### [Goal]
Count every line below in which "instructions" occurs, then give only the count.

•••

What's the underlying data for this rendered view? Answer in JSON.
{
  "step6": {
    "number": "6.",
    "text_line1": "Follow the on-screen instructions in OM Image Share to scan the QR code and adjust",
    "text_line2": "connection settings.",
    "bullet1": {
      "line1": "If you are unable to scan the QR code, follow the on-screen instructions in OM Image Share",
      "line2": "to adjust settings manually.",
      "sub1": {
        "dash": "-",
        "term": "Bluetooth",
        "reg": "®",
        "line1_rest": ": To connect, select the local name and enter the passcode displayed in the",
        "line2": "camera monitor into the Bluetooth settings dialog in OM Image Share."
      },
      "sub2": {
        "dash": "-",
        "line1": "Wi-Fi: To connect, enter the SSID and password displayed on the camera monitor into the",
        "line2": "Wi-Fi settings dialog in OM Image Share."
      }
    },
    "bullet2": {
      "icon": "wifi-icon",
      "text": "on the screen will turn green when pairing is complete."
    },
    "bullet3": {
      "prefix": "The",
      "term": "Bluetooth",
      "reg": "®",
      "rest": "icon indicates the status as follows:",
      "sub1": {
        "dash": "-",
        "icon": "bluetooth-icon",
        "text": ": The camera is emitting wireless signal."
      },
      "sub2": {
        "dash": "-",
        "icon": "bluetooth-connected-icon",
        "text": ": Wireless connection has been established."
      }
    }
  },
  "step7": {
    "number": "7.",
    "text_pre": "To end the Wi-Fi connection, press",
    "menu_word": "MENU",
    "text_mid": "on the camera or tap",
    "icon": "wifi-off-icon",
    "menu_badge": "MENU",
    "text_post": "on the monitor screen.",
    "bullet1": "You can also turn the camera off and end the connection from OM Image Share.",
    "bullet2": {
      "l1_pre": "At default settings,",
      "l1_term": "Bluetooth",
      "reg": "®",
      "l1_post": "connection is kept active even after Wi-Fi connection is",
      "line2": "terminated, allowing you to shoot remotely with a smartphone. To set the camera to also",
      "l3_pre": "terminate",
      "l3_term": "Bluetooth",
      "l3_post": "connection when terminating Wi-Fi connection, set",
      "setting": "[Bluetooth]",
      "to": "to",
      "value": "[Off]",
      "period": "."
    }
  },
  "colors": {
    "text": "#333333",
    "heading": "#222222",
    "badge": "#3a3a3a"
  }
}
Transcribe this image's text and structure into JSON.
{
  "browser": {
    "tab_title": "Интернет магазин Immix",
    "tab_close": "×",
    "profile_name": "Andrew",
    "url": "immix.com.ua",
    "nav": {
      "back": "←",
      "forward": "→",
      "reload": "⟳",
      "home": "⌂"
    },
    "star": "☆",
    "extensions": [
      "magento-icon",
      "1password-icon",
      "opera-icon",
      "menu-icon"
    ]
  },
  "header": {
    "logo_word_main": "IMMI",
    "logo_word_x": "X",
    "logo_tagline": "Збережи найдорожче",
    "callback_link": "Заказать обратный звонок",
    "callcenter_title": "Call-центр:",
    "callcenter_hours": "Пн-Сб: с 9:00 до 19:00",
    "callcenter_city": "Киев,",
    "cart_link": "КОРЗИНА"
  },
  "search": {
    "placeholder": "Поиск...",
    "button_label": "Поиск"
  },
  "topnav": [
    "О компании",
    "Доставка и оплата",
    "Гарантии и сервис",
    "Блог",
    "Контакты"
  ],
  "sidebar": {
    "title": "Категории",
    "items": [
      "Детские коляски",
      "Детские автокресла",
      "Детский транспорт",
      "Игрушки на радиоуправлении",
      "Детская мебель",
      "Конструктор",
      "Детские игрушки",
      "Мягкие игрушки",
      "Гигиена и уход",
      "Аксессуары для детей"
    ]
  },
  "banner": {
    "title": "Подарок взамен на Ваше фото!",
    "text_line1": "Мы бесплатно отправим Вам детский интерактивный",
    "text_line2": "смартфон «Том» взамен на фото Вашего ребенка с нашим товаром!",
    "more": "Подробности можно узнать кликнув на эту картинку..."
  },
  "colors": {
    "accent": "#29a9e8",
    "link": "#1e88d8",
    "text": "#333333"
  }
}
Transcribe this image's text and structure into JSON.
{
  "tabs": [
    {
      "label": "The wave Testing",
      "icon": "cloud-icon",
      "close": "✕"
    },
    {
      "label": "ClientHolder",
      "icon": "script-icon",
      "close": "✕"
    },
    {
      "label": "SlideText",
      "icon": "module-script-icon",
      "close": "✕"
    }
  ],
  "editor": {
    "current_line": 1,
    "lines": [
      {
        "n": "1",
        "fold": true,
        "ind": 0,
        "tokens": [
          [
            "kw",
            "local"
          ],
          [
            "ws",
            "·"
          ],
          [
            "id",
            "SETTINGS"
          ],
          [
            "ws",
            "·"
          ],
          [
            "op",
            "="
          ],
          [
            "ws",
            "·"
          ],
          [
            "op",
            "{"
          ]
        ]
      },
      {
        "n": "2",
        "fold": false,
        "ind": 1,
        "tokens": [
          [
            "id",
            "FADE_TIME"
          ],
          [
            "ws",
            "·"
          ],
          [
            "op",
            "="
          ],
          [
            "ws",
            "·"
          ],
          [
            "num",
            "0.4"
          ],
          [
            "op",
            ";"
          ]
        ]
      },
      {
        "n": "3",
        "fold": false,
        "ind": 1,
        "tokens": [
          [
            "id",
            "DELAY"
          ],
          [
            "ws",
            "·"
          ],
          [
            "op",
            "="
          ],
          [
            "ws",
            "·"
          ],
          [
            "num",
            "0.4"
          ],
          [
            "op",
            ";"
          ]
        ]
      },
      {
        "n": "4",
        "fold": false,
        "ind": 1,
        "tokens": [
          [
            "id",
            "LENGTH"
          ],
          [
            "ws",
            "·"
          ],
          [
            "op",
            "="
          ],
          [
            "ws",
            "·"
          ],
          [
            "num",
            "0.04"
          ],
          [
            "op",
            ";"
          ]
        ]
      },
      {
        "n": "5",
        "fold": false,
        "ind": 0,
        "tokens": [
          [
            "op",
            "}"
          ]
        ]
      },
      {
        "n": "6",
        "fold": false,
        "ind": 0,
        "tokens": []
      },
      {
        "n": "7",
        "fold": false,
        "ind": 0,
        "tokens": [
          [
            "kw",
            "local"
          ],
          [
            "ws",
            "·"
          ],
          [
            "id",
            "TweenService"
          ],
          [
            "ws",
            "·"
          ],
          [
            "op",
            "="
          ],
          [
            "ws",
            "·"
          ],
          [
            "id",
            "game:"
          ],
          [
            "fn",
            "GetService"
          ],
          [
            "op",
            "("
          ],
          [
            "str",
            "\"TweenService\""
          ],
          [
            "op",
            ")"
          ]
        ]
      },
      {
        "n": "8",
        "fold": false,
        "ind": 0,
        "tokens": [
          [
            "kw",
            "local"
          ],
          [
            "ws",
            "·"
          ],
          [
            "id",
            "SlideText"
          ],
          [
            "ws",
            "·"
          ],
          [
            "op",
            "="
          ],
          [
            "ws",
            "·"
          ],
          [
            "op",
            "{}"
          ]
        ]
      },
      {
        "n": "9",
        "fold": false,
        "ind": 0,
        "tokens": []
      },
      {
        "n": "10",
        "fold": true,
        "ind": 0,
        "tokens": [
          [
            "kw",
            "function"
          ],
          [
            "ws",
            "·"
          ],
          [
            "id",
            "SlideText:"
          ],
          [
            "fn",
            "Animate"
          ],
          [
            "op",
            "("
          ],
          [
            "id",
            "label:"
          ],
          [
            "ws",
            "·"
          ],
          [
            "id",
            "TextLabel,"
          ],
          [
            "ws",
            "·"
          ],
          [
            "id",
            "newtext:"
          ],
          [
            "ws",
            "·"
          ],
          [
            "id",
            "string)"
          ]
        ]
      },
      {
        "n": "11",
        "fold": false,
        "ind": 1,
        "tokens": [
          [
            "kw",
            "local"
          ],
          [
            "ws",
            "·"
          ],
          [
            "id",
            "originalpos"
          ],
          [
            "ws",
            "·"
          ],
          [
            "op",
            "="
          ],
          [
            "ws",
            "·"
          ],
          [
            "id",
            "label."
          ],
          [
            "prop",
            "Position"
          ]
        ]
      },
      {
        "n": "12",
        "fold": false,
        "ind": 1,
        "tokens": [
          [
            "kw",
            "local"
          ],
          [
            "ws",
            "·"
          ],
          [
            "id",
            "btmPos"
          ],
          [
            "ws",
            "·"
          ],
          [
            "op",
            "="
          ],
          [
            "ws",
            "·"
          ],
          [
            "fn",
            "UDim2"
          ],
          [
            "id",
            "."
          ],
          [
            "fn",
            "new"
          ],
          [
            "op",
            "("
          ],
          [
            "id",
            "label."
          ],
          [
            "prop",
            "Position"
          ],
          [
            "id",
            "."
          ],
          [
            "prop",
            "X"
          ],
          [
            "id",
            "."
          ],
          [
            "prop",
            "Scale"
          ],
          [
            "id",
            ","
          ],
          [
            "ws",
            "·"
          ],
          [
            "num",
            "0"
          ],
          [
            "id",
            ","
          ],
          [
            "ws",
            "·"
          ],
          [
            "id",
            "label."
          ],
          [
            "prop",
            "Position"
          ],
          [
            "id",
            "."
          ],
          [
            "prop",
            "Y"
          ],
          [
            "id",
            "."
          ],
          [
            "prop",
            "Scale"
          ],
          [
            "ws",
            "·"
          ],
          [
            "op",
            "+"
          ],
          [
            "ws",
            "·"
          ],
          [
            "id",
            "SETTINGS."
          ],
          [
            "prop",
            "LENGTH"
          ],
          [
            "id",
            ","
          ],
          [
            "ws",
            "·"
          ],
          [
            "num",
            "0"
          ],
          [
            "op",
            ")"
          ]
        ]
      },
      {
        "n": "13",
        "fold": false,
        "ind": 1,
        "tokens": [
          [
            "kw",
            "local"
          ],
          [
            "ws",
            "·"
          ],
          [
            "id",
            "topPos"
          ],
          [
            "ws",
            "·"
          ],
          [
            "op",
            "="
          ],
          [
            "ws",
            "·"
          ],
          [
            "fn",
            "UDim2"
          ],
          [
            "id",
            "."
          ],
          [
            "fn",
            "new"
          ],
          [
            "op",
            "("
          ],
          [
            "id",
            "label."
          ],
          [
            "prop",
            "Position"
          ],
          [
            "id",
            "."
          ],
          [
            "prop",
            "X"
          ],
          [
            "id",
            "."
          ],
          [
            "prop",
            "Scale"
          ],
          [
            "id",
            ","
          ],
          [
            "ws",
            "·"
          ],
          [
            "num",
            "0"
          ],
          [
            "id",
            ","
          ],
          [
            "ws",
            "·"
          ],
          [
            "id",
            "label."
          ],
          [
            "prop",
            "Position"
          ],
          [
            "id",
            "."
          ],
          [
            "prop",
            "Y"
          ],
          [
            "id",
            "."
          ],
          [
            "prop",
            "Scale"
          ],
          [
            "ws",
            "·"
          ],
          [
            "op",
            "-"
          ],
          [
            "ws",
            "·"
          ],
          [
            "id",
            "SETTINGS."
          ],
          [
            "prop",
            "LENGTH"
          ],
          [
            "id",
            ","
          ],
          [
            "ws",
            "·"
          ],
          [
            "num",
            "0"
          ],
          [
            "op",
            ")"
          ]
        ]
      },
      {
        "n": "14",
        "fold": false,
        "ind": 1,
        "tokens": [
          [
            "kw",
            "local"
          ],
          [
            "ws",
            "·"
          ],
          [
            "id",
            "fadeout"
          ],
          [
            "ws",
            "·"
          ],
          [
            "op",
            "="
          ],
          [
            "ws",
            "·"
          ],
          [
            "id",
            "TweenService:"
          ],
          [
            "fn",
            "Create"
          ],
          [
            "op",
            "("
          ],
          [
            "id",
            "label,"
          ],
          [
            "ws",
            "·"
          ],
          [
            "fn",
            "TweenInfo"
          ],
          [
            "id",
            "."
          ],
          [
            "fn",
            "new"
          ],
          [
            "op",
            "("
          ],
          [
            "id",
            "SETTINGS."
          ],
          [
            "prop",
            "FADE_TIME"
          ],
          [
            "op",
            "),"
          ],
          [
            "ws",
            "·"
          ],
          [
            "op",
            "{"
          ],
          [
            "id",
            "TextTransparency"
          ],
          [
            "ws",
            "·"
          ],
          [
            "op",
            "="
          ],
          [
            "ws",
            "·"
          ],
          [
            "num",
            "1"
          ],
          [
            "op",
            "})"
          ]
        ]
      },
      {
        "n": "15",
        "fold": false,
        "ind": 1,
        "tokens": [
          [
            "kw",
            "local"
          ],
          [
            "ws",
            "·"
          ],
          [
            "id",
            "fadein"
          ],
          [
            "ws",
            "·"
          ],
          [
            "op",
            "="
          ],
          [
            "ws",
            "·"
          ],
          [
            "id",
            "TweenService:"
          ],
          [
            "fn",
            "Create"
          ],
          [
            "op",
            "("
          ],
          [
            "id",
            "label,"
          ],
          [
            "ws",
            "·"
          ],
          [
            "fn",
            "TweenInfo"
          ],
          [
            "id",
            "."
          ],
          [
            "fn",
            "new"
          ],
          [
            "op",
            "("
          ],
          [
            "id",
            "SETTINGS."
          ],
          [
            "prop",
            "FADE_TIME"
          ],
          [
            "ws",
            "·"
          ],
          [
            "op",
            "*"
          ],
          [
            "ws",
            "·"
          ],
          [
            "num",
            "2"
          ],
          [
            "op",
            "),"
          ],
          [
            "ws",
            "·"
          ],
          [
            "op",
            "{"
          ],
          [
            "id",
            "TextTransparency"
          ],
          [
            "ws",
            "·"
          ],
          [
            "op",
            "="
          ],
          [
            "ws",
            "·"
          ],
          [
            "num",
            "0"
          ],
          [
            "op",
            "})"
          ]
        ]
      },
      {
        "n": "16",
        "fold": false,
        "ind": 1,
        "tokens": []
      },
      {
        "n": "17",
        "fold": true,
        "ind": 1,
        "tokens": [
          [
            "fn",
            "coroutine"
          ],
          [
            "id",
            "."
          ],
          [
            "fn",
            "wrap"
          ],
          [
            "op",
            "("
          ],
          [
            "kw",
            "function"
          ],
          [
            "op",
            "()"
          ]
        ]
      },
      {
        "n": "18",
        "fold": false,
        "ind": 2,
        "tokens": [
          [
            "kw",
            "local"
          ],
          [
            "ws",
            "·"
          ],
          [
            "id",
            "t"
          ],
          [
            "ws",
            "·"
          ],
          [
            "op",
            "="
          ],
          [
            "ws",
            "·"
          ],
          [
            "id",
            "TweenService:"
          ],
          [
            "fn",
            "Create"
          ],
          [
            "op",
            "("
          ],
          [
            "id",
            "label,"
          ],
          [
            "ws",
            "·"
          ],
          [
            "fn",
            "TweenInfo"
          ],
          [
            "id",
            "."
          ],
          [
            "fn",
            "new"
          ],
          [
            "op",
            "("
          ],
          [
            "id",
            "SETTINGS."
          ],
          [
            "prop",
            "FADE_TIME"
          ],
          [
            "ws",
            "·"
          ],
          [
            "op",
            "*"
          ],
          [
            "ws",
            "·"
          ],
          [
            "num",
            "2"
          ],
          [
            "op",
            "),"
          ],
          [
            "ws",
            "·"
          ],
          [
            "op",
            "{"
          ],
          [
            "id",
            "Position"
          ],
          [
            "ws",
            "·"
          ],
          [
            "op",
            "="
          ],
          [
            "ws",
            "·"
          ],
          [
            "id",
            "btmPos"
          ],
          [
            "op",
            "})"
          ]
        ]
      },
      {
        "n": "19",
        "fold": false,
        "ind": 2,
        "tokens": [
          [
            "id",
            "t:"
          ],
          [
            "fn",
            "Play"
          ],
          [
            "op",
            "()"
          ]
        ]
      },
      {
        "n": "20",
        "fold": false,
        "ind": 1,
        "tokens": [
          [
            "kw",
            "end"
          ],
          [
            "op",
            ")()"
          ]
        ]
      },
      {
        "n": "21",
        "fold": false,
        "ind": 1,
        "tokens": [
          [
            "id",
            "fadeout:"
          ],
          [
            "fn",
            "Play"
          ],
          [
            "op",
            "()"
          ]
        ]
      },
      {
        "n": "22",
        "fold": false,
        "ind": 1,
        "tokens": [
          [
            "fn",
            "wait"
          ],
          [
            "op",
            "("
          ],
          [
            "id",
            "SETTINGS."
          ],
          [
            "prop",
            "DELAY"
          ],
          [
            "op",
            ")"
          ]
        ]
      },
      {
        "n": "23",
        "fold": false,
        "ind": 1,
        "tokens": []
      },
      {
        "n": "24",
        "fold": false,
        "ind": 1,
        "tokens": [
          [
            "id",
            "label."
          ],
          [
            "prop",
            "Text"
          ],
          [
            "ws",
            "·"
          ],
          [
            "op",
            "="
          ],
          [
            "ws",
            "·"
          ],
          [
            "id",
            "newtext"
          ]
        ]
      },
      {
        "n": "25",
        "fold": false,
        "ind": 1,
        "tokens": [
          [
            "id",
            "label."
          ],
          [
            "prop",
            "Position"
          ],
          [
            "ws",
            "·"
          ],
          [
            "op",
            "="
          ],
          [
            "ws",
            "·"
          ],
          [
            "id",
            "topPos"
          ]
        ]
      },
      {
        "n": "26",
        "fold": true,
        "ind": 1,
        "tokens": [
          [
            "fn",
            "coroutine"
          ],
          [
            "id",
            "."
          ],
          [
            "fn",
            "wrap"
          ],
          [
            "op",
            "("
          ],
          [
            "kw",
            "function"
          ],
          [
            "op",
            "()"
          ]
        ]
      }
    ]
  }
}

•••

### [Complete output]
2